━━ Supplied data

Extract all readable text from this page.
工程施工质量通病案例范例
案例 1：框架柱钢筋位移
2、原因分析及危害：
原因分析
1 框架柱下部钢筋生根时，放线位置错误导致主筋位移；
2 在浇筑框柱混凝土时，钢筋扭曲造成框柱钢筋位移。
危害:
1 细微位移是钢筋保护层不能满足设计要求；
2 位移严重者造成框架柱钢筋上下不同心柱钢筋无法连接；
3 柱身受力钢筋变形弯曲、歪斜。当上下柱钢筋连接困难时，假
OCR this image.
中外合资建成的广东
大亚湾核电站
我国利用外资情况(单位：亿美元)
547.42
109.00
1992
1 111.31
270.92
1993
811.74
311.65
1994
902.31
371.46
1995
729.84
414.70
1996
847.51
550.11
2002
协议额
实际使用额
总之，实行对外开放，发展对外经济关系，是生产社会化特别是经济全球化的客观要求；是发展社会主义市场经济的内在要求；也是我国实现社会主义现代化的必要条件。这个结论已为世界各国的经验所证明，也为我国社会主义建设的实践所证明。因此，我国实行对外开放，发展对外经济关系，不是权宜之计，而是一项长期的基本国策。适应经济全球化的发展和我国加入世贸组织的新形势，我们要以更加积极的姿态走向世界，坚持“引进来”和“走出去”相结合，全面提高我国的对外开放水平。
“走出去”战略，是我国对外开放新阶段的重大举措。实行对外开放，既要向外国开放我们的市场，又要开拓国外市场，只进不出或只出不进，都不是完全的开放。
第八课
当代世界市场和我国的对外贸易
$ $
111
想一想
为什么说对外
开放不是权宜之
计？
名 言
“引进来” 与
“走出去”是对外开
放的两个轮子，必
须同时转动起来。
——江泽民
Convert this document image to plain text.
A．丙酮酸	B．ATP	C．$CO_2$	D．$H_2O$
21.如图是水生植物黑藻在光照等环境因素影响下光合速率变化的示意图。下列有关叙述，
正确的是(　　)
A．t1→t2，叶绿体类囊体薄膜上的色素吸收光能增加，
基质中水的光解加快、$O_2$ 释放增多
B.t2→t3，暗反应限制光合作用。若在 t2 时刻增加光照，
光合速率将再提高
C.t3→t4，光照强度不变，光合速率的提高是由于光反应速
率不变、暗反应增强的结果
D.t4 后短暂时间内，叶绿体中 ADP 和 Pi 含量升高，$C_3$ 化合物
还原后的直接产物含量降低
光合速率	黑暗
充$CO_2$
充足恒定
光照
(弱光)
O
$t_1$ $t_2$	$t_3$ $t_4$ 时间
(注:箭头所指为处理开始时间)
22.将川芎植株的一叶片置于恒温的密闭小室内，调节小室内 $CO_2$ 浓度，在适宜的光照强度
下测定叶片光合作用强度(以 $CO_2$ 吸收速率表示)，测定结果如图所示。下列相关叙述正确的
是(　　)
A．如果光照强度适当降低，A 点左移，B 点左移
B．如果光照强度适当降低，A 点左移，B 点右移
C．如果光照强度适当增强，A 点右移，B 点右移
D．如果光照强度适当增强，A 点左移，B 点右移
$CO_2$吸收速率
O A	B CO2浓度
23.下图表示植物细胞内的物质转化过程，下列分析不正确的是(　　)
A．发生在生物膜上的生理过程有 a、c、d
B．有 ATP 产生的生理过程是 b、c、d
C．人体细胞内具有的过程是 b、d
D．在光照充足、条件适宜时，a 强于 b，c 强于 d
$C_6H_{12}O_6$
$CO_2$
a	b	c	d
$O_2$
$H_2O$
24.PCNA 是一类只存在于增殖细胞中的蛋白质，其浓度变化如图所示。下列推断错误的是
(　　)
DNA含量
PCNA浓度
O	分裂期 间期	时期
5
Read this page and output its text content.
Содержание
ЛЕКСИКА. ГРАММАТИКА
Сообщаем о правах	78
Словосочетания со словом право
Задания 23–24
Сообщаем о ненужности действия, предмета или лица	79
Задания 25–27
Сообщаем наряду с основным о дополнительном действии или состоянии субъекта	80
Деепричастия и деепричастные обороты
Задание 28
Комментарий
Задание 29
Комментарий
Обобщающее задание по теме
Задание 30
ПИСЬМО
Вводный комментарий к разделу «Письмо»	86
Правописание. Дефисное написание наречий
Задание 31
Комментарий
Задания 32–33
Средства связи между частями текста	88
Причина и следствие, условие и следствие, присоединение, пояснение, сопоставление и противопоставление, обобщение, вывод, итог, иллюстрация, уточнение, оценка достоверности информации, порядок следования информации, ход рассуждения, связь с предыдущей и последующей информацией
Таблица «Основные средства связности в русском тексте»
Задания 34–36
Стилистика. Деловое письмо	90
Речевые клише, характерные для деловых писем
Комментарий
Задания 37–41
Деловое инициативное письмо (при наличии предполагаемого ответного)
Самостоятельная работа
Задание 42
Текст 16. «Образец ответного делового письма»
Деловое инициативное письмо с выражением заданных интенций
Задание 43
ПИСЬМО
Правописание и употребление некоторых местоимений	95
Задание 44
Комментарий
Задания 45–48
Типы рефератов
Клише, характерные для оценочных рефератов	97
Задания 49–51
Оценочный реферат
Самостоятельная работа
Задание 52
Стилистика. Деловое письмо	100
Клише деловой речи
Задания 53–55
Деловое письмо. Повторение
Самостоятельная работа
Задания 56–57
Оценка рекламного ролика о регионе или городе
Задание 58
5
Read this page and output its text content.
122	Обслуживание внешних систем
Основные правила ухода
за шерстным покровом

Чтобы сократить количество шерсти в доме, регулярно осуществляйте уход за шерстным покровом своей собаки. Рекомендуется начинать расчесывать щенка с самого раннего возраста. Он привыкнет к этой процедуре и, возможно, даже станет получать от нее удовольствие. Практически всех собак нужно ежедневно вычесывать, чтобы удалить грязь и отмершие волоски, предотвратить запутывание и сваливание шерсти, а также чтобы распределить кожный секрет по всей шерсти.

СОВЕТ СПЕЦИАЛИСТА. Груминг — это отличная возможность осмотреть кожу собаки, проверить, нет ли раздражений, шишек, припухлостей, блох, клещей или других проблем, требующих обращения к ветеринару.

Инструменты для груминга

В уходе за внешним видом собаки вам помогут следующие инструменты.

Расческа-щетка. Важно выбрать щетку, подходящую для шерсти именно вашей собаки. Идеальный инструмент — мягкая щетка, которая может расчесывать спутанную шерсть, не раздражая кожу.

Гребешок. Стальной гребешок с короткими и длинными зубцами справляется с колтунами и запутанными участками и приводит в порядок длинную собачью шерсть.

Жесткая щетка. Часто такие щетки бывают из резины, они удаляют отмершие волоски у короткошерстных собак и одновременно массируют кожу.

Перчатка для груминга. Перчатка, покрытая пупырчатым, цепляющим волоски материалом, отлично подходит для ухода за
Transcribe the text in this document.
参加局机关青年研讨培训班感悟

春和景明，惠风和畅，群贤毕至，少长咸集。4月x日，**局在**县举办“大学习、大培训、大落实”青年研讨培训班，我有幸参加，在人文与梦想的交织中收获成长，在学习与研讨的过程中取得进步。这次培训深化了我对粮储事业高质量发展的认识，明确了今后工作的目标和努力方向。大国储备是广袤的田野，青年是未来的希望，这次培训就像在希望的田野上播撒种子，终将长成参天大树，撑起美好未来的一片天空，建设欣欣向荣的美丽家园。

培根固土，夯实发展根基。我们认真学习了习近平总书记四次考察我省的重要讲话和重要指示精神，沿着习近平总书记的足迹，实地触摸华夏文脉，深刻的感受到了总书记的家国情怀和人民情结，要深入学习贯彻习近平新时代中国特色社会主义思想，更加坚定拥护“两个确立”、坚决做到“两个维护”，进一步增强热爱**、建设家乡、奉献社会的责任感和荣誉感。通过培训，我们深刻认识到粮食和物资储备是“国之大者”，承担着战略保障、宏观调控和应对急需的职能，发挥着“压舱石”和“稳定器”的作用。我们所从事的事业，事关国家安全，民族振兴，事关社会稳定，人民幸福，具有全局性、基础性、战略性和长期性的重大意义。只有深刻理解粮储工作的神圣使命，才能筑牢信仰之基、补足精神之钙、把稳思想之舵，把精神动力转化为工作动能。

━━━━

**What you will do:** Repeat exactly, and only, the lines of the records above, starting with the line that contains "Transcribe the text in this document." and ending with the final line, both included.

**Output for this exercise:**
Transcribe the text in this document.
参加局机关青年研讨培训班感悟

春和景明，惠风和畅，群贤毕至，少长咸集。4月x日，**局在**县举办“大学习、大培训、大落实”青年研讨培训班，我有幸参加，在人文与梦想的交织中收获成长，在学习与研讨的过程中取得进步。这次培训深化了我对粮储事业高质量发展的认识，明确了今后工作的目标和努力方向。大国储备是广袤的田野，青年是未来的希望，这次培训就像在希望的田野上播撒种子，终将长成参天大树，撑起美好未来的一片天空，建设欣欣向荣的美丽家园。

培根固土，夯实发展根基。我们认真学习了习近平总书记四次考察我省的重要讲话和重要指示精神，沿着习近平总书记的足迹，实地触摸华夏文脉，深刻的感受到了总书记的家国情怀和人民情结，要深入学习贯彻习近平新时代中国特色社会主义思想，更加坚定拥护“两个确立”、坚决做到“两个维护”，进一步增强热爱**、建设家乡、奉献社会的责任感和荣誉感。通过培训，我们深刻认识到粮食和物资储备是“国之大者”，承担着战略保障、宏观调控和应对急需的职能，发挥着“压舱石”和“稳定器”的作用。我们所从事的事业，事关国家安全，民族振兴，事关社会稳定，人民幸福，具有全局性、基础性、战略性和长期性的重大意义。只有深刻理解粮储工作的神圣使命，才能筑牢信仰之基、补足精神之钙、把稳思想之舵，把精神动力转化为工作动能。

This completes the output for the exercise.